§ **Problem requirements**: Search the material below for the string "Jason" and list each line that holds it.

§ **Records shown**:
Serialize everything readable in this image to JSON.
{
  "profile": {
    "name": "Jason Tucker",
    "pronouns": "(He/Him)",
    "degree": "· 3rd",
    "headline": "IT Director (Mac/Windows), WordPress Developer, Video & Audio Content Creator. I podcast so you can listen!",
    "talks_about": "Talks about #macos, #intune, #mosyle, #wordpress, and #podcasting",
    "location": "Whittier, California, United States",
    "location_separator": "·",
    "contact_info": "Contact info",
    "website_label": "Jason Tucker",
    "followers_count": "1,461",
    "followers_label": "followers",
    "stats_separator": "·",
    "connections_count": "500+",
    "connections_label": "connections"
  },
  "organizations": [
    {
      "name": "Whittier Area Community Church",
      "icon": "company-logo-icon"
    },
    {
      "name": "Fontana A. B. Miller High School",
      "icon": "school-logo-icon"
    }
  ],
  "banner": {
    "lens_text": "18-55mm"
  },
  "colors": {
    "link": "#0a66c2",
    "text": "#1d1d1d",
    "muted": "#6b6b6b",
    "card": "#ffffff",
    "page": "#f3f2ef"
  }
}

§ **The result**:
    "name": "Jason Tucker",
    "website_label": "Jason Tucker",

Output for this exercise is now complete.